[BEGIN]

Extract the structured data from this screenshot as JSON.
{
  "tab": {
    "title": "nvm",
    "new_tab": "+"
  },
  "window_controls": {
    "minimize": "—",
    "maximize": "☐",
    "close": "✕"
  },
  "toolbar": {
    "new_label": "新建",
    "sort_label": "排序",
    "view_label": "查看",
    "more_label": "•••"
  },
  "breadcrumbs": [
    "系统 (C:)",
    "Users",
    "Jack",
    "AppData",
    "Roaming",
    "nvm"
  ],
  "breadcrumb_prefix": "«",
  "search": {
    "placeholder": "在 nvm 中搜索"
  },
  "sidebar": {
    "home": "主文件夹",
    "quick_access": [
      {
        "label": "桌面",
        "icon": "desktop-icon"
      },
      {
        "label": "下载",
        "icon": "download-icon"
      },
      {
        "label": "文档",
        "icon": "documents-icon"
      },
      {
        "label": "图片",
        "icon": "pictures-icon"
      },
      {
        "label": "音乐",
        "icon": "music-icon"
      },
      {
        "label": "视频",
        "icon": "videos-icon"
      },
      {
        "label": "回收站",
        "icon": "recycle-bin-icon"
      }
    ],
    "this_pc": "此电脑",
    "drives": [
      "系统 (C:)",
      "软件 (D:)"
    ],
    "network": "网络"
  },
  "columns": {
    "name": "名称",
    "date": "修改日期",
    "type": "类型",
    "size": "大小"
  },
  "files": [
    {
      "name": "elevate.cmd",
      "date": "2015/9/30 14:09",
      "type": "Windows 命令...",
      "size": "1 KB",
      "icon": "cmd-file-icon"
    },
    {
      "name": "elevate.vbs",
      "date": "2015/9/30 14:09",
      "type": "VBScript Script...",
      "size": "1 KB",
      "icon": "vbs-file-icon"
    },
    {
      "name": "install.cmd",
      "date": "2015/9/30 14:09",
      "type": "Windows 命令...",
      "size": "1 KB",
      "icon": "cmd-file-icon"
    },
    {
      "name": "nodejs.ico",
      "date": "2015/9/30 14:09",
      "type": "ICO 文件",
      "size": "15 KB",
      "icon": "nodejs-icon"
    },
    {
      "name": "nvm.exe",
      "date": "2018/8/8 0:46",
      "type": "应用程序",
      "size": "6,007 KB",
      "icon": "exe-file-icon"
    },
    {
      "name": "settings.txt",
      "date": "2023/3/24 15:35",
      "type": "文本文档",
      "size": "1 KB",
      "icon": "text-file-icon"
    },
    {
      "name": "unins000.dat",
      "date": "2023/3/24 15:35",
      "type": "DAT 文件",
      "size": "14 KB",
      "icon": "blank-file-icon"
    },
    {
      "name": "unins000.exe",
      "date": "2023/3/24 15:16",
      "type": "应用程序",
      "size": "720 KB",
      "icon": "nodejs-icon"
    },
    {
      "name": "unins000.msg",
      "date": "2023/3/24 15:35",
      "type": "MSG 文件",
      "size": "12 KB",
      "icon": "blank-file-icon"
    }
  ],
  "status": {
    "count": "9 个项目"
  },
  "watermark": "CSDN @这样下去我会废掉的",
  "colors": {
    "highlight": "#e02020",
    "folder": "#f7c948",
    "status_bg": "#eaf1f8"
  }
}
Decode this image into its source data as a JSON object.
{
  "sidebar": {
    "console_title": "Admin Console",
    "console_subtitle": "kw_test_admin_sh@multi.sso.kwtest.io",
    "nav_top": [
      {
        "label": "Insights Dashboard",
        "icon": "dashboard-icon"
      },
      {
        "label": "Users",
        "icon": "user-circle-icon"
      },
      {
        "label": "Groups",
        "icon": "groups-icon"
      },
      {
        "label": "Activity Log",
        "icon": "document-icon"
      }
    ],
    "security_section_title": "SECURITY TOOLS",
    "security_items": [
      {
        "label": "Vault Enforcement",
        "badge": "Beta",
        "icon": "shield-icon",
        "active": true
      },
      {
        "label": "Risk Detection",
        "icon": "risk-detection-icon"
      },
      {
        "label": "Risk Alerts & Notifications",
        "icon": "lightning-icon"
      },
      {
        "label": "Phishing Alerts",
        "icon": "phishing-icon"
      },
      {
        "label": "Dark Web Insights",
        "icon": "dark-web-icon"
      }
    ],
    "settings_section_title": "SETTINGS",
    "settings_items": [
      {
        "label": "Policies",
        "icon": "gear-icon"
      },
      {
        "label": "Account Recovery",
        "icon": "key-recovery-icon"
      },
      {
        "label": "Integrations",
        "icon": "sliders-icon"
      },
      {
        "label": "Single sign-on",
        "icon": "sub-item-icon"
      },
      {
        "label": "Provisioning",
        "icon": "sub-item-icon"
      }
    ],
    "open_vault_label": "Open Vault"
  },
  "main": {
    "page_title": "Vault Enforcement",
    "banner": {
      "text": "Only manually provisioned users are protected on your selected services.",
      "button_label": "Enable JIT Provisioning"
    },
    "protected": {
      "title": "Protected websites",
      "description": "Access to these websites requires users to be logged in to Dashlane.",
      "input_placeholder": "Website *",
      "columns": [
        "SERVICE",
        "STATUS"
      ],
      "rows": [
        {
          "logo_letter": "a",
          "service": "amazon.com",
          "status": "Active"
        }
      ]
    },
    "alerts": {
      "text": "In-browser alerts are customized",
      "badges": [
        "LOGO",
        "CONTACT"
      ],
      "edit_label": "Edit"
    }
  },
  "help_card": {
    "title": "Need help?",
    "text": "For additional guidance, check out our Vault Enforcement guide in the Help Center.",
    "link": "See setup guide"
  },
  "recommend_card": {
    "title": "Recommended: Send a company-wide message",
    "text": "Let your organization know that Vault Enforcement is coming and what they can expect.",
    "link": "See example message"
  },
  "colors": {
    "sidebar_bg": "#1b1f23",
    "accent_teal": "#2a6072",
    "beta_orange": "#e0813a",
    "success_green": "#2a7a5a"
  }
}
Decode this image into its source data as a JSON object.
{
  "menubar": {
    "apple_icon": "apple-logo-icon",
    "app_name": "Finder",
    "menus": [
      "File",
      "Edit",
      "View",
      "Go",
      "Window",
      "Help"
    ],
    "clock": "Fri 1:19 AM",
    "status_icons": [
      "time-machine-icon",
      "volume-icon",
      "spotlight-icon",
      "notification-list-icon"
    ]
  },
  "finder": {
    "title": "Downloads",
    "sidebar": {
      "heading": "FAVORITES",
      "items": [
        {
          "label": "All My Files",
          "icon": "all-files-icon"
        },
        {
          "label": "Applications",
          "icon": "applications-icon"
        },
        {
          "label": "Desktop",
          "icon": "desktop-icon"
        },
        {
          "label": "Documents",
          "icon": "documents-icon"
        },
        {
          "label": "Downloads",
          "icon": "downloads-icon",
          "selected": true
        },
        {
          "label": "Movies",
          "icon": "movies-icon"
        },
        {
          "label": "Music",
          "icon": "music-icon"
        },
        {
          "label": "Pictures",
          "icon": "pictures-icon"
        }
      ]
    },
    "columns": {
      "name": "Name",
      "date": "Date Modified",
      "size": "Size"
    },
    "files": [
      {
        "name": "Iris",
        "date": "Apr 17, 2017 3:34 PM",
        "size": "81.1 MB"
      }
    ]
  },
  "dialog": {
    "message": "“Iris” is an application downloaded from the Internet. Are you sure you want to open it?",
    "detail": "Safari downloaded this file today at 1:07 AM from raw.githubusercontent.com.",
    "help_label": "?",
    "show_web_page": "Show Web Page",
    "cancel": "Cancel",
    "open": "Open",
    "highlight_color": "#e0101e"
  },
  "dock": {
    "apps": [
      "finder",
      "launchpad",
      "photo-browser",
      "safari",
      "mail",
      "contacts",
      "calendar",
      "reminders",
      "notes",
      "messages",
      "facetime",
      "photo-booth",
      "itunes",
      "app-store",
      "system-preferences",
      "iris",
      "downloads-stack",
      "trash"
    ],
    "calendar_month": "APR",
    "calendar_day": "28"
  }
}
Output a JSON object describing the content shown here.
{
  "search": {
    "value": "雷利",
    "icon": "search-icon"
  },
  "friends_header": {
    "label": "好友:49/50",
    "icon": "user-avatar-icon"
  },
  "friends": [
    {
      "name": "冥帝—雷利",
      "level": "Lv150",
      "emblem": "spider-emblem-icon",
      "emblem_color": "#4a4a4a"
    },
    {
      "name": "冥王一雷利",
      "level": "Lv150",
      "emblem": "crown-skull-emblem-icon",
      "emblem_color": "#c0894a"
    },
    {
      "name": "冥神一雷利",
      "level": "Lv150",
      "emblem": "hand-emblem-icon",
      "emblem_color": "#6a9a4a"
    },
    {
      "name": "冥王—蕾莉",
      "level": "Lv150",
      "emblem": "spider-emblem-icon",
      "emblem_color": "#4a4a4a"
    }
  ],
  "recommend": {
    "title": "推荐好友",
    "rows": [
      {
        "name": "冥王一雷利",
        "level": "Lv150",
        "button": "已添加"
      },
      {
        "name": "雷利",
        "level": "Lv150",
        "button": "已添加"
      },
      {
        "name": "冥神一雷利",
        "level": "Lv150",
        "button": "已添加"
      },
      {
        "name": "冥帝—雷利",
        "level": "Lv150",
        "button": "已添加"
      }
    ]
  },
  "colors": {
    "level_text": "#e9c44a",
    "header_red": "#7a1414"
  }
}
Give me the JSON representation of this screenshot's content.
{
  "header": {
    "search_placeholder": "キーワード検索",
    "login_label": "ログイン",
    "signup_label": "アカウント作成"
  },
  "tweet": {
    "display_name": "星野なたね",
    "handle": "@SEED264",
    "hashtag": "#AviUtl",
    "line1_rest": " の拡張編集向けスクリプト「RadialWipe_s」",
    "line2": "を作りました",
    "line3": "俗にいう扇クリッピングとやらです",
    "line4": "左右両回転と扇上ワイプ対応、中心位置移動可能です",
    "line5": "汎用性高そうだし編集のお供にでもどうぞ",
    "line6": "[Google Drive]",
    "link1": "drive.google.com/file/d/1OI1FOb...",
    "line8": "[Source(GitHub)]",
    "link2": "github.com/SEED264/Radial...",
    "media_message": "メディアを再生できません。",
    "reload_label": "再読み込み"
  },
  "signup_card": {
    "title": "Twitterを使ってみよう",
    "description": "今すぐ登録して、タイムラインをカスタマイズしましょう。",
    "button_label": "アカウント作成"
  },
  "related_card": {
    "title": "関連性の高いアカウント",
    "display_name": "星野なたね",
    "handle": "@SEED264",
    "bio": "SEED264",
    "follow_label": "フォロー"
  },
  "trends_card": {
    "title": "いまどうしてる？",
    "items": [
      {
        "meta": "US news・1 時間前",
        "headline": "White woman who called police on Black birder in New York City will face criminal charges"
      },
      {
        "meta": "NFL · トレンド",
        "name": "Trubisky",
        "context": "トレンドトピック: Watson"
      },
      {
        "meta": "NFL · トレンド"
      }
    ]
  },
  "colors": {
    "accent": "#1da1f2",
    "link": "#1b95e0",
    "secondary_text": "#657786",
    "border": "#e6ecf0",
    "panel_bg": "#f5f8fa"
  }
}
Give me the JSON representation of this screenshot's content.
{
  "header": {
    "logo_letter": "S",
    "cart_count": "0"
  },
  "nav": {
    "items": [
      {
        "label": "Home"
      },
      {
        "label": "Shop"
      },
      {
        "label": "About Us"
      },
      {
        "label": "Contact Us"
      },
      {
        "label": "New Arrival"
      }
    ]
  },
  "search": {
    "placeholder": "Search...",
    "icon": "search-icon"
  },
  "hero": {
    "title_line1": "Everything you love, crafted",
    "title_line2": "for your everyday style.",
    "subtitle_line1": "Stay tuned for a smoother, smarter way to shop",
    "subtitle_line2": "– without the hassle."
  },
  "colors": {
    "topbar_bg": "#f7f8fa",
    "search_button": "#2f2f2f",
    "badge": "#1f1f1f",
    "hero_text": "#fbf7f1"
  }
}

[END]

**Written task:** Give only the number of lines in the preceding material that contain the string "guide".

**Complete answer:** 2